◆ **Aim of the task**:
Below are some records; retype all of them exactly.

◆ **Records provided**:
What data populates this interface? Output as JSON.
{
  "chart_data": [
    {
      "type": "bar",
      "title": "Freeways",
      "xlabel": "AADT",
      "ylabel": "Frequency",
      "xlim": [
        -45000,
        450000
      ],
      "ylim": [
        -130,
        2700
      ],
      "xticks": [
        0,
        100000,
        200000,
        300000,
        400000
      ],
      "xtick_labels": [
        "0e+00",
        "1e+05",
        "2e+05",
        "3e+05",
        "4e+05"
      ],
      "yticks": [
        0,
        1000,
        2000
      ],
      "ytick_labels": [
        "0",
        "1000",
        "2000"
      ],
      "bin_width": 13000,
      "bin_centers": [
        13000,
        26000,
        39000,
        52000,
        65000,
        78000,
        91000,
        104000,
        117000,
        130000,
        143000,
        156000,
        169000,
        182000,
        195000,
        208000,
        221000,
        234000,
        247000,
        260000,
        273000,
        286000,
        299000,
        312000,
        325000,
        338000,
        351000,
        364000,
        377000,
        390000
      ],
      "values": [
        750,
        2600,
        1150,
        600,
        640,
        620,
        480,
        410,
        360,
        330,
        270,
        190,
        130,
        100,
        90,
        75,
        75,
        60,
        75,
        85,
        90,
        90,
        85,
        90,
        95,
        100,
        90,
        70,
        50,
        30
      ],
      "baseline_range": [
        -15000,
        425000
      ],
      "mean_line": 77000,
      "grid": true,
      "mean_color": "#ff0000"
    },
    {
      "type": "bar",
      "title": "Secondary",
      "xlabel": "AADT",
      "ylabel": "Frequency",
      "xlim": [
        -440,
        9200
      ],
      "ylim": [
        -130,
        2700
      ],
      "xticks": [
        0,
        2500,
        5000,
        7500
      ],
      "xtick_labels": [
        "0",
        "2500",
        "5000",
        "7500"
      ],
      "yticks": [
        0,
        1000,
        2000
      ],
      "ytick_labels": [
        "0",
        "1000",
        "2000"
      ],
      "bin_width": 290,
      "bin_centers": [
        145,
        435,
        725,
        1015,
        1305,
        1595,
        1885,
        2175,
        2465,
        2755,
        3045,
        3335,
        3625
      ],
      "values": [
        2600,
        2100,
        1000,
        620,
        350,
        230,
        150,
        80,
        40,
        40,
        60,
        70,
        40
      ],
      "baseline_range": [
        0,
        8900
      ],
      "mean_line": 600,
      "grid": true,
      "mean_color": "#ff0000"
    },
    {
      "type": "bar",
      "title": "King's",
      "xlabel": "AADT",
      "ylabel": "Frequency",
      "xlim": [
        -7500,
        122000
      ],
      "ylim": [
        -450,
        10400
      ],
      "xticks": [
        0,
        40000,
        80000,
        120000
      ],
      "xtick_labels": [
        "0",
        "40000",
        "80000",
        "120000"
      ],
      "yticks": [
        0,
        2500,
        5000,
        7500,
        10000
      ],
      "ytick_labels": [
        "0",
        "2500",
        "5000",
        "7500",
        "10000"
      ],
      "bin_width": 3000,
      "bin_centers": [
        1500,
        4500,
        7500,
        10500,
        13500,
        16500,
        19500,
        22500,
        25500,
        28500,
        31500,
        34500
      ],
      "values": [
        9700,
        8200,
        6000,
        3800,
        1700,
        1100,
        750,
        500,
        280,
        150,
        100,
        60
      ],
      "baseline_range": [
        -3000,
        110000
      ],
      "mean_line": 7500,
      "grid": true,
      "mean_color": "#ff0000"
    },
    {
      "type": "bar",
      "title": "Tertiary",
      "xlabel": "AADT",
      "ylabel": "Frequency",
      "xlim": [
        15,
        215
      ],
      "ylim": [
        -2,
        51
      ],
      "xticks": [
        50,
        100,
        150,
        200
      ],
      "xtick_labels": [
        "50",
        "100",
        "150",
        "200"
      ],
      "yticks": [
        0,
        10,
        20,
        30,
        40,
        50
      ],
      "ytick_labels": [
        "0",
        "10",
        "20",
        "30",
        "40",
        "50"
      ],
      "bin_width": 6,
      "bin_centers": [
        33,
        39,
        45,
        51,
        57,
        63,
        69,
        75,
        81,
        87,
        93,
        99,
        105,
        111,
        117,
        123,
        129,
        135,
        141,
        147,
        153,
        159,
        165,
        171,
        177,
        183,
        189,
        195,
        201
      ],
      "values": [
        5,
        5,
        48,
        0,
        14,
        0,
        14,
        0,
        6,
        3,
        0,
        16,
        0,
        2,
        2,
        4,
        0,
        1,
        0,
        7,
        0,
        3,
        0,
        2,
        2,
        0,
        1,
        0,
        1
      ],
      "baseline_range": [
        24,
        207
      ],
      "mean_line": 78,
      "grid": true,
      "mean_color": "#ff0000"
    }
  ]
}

◆ **Written answer**:
What data populates this interface? Output as JSON.
{
  "chart_data": [
    {
      "type": "bar",
      "title": "Freeways",
      "xlabel": "AADT",
      "ylabel": "Frequency",
      "xlim": [
        -45000,
        450000
      ],
      "ylim": [
        -130,
        2700
      ],
      "xticks": [
        0,
        100000,
        200000,
        300000,
        400000
      ],
      "xtick_labels": [
        "0e+00",
        "1e+05",
        "2e+05",
        "3e+05",
        "4e+05"
      ],
      "yticks": [
        0,
        1000,
        2000
      ],
      "ytick_labels": [
        "0",
        "1000",
        "2000"
      ],
      "bin_width": 13000,
      "bin_centers": [
        13000,
        26000,
        39000,
        52000,
        65000,
        78000,
        91000,
        104000,
        117000,
        130000,
        143000,
        156000,
        169000,
        182000,
        195000,
        208000,
        221000,
        234000,
        247000,
        260000,
        273000,
        286000,
        299000,
        312000,
        325000,
        338000,
        351000,
        364000,
        377000,
        390000
      ],
      "values": [
        750,
        2600,
        1150,
        600,
        640,
        620,
        480,
        410,
        360,
        330,
        270,
        190,
        130,
        100,
        90,
        75,
        75,
        60,
        75,
        85,
        90,
        90,
        85,
        90,
        95,
        100,
        90,
        70,
        50,
        30
      ],
      "baseline_range": [
        -15000,
        425000
      ],
      "mean_line": 77000,
      "grid": true,
      "mean_color": "#ff0000"
    },
    {
      "type": "bar",
      "title": "Secondary",
      "xlabel": "AADT",
      "ylabel": "Frequency",
      "xlim": [
        -440,
        9200
      ],
      "ylim": [
        -130,
        2700
      ],
      "xticks": [
        0,
        2500,
        5000,
        7500
      ],
      "xtick_labels": [
        "0",
        "2500",
        "5000",
        "7500"
      ],
      "yticks": [
        0,
        1000,
        2000
      ],
      "ytick_labels": [
        "0",
        "1000",
        "2000"
      ],
      "bin_width": 290,
      "bin_centers": [
        145,
        435,
        725,
        1015,
        1305,
        1595,
        1885,
        2175,
        2465,
        2755,
        3045,
        3335,
        3625
      ],
      "values": [
        2600,
        2100,
        1000,
        620,
        350,
        230,
        150,
        80,
        40,
        40,
        60,
        70,
        40
      ],
      "baseline_range": [
        0,
        8900
      ],
      "mean_line": 600,
      "grid": true,
      "mean_color": "#ff0000"
    },
    {
      "type": "bar",
      "title": "King's",
      "xlabel": "AADT",
      "ylabel": "Frequency",
      "xlim": [
        -7500,
        122000
      ],
      "ylim": [
        -450,
        10400
      ],
      "xticks": [
        0,
        40000,
        80000,
        120000
      ],
      "xtick_labels": [
        "0",
        "40000",
        "80000",
        "120000"
      ],
      "yticks": [
        0,
        2500,
        5000,
        7500,
        10000
      ],
      "ytick_labels": [
        "0",
        "2500",
        "5000",
        "7500",
        "10000"
      ],
      "bin_width": 3000,
      "bin_centers": [
        1500,
        4500,
        7500,
        10500,
        13500,
        16500,
        19500,
        22500,
        25500,
        28500,
        31500,
        34500
      ],
      "values": [
        9700,
        8200,
        6000,
        3800,
        1700,
        1100,
        750,
        500,
        280,
        150,
        100,
        60
      ],
      "baseline_range": [
        -3000,
        110000
      ],
      "mean_line": 7500,
      "grid": true,
      "mean_color": "#ff0000"
    },
    {
      "type": "bar",
      "title": "Tertiary",
      "xlabel": "AADT",
      "ylabel": "Frequency",
      "xlim": [
        15,
        215
      ],
      "ylim": [
        -2,
        51
      ],
      "xticks": [
        50,
        100,
        150,
        200
      ],
      "xtick_labels": [
        "50",
        "100",
        "150",
        "200"
      ],
      "yticks": [
        0,
        10,
        20,
        30,
        40,
        50
      ],
      "ytick_labels": [
        "0",
        "10",
        "20",
        "30",
        "40",
        "50"
      ],
      "bin_width": 6,
      "bin_centers": [
        33,
        39,
        45,
        51,
        57,
        63,
        69,
        75,
        81,
        87,
        93,
        99,
        105,
        111,
        117,
        123,
        129,
        135,
        141,
        147,
        153,
        159,
        165,
        171,
        177,
        183,
        189,
        195,
        201
      ],
      "values": [
        5,
        5,
        48,
        0,
        14,
        0,
        14,
        0,
        6,
        3,
        0,
        16,
        0,
        2,
        2,
        4,
        0,
        1,
        0,
        7,
        0,
        3,
        0,
        2,
        2,
        0,
        1,
        0,
        1
      ],
      "baseline_range": [
        24,
        207
      ],
      "mean_line": 78,
      "grid": true,
      "mean_color": "#ff0000"
    }
  ]
}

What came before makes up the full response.